→ **Work required**:
Filter for the word "looking" and keep each matching line.
--- Start Task data ---
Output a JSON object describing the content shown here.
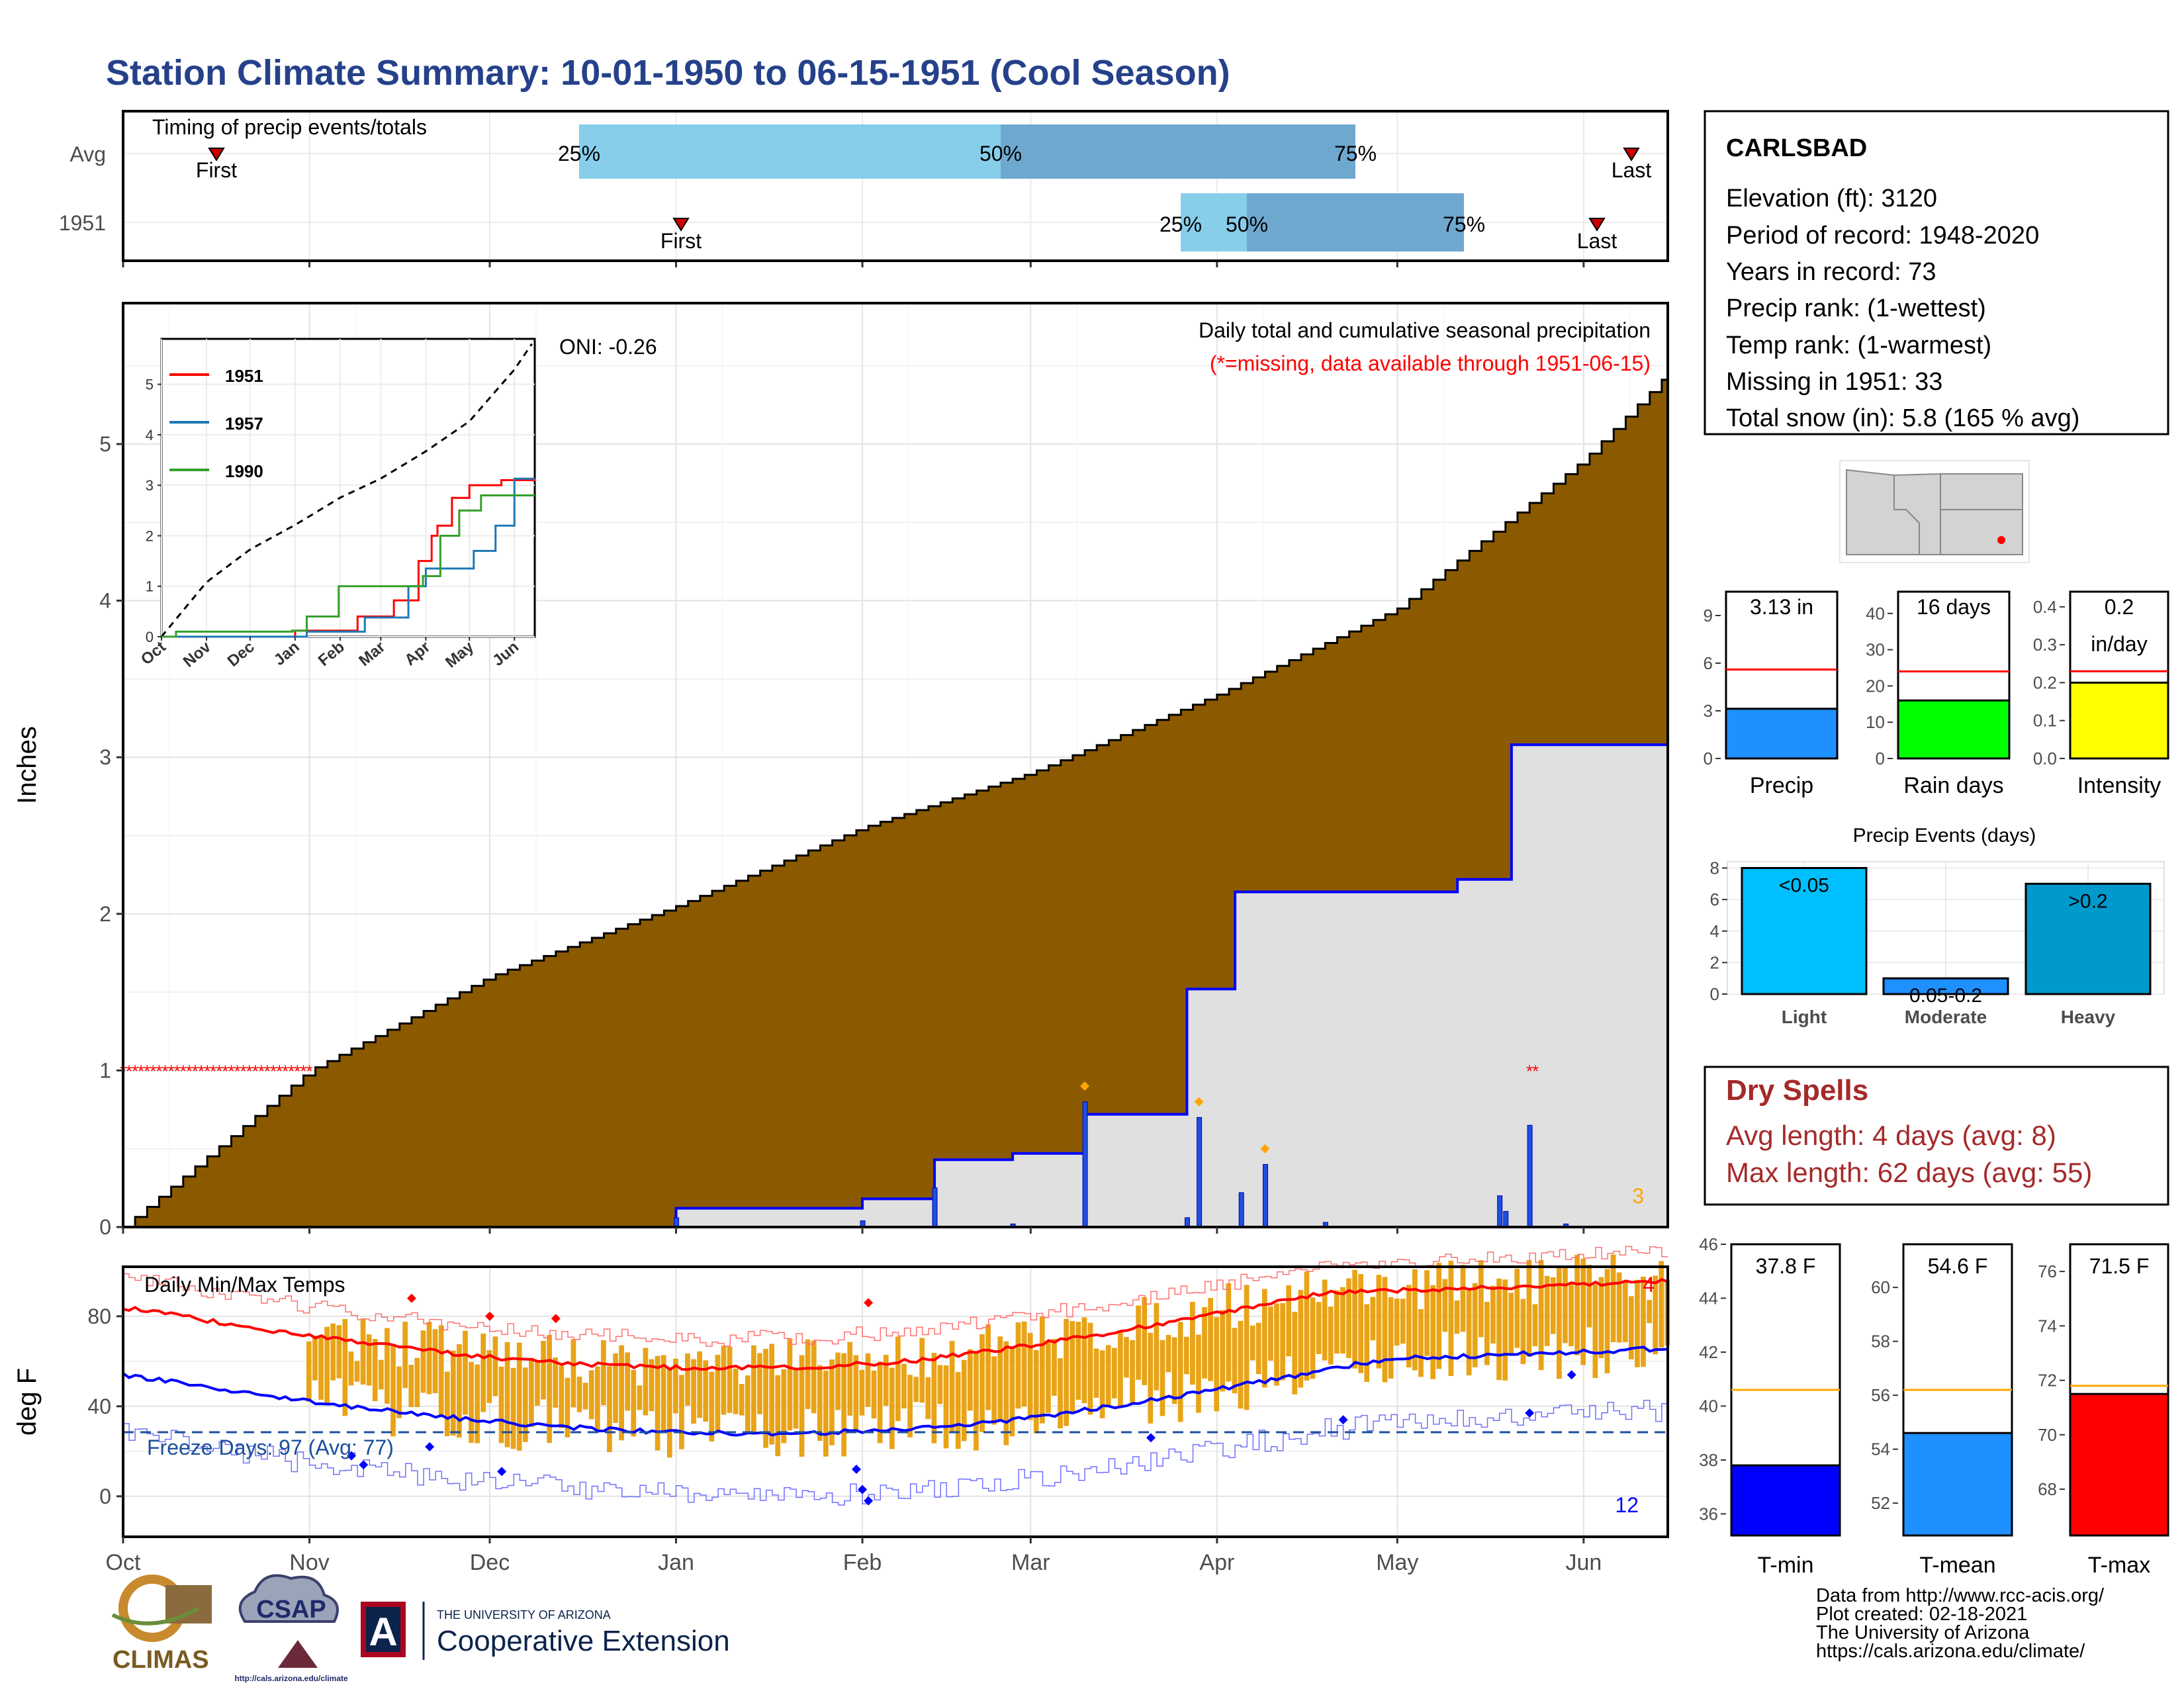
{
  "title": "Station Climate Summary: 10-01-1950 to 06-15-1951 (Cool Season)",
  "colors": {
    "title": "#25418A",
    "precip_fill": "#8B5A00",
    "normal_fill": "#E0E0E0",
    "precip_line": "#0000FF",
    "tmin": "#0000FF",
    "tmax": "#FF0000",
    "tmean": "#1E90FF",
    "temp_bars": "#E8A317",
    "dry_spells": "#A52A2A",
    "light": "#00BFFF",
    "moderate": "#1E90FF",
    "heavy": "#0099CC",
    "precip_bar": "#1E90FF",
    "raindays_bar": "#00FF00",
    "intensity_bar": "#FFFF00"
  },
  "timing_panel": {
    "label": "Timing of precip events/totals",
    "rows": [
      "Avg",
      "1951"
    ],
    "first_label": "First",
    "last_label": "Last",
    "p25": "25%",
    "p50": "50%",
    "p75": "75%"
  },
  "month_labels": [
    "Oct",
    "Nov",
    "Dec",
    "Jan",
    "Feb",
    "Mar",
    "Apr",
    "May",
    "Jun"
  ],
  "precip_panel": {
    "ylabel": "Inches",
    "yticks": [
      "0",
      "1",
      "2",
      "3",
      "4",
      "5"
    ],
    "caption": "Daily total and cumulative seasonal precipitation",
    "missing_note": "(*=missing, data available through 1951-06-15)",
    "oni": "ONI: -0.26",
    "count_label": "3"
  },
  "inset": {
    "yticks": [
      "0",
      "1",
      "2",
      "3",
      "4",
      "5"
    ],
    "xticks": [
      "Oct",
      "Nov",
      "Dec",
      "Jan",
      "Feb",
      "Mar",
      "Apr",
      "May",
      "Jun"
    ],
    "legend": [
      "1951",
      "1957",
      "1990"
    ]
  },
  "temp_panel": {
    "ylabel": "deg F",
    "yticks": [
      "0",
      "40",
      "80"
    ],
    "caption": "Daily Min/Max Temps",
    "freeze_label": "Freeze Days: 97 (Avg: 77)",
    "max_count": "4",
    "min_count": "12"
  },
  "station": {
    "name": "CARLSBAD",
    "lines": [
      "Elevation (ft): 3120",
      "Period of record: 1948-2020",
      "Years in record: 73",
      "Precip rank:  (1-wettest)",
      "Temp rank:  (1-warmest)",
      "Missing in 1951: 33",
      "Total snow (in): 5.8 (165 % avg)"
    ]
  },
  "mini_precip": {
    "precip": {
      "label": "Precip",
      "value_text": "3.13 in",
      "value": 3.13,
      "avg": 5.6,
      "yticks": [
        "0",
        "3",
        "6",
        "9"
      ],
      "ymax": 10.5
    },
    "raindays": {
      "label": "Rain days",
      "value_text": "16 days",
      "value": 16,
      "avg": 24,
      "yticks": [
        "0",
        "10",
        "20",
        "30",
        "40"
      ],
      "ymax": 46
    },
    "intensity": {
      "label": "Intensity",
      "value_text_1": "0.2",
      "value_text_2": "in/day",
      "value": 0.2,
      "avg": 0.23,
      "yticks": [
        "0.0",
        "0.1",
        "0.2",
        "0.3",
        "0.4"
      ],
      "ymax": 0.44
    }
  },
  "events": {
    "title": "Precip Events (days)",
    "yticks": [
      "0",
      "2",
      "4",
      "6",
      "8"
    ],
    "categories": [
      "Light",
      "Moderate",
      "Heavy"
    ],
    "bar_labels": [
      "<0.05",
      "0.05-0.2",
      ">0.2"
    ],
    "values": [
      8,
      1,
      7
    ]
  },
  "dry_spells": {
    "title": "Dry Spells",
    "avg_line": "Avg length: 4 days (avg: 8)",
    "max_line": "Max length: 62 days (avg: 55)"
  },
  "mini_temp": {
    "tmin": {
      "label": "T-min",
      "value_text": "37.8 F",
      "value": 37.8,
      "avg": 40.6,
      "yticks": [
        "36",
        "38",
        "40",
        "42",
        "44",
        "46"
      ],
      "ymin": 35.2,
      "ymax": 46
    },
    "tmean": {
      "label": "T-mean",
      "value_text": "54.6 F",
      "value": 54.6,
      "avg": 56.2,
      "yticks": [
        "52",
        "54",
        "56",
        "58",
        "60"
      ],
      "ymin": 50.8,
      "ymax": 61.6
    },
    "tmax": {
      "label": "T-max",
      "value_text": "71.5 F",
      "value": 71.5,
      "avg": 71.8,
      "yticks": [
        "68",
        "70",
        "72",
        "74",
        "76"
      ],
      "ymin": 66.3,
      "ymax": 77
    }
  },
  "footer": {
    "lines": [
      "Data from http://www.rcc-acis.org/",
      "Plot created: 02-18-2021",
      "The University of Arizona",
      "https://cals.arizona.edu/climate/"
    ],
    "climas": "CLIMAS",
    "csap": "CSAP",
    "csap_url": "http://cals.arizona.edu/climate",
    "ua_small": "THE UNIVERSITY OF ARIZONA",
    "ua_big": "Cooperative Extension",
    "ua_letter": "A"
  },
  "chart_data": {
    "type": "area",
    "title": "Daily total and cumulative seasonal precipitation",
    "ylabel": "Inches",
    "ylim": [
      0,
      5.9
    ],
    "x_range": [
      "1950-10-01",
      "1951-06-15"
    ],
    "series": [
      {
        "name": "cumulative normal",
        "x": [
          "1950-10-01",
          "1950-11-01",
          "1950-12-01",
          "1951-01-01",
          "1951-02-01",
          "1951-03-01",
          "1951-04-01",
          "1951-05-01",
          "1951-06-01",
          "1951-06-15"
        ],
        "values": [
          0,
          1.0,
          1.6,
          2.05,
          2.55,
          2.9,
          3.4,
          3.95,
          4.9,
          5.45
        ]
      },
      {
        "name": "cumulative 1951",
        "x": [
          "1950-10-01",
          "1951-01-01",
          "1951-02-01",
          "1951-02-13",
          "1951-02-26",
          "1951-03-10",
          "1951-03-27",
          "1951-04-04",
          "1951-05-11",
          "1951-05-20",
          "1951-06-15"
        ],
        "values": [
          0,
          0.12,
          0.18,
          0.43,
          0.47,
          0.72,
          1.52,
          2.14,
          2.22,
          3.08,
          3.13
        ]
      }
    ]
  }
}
--- End Task data ---
--- Start Task data ---
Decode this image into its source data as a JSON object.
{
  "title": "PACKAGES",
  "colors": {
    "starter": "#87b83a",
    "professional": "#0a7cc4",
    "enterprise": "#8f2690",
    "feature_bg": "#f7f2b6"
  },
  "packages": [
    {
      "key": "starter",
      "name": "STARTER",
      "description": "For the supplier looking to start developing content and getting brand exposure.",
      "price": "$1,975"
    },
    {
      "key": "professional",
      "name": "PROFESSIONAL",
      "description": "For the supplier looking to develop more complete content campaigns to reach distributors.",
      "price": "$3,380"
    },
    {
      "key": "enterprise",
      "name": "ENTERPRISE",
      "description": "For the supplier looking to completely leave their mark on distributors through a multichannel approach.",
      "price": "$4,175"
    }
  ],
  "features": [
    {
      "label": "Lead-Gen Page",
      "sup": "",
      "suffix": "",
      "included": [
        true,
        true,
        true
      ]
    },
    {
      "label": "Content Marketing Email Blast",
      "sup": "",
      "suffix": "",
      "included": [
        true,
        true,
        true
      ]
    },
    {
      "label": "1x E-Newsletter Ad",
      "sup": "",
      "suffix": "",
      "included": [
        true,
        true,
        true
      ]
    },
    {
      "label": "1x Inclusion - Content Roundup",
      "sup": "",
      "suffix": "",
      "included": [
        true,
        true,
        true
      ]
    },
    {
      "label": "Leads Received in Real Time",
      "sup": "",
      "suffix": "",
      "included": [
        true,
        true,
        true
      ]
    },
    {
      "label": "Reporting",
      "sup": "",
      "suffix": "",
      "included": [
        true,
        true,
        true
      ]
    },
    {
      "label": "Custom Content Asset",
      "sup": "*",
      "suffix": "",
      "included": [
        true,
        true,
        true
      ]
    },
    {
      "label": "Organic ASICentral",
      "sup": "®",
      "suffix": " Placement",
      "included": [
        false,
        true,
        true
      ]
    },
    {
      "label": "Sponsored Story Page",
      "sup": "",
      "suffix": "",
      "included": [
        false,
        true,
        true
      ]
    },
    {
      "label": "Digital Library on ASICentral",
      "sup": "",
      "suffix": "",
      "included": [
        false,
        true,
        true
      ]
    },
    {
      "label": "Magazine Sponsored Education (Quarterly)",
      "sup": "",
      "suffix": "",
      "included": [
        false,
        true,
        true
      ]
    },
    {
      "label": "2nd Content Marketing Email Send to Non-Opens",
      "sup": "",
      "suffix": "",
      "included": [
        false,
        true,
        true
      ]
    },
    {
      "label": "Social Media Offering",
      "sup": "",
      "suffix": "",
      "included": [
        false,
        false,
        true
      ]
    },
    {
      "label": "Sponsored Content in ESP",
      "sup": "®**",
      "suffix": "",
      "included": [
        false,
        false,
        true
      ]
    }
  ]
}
--- End Task data ---
→ **Result of the exercise**:
      "description": "For the supplier looking to start developing content and getting brand exposure.",
      "description": "For the supplier looking to develop more complete content campaigns to reach distributors.",
      "description": "For the supplier looking to completely leave their mark on distributors through a multichannel approach.",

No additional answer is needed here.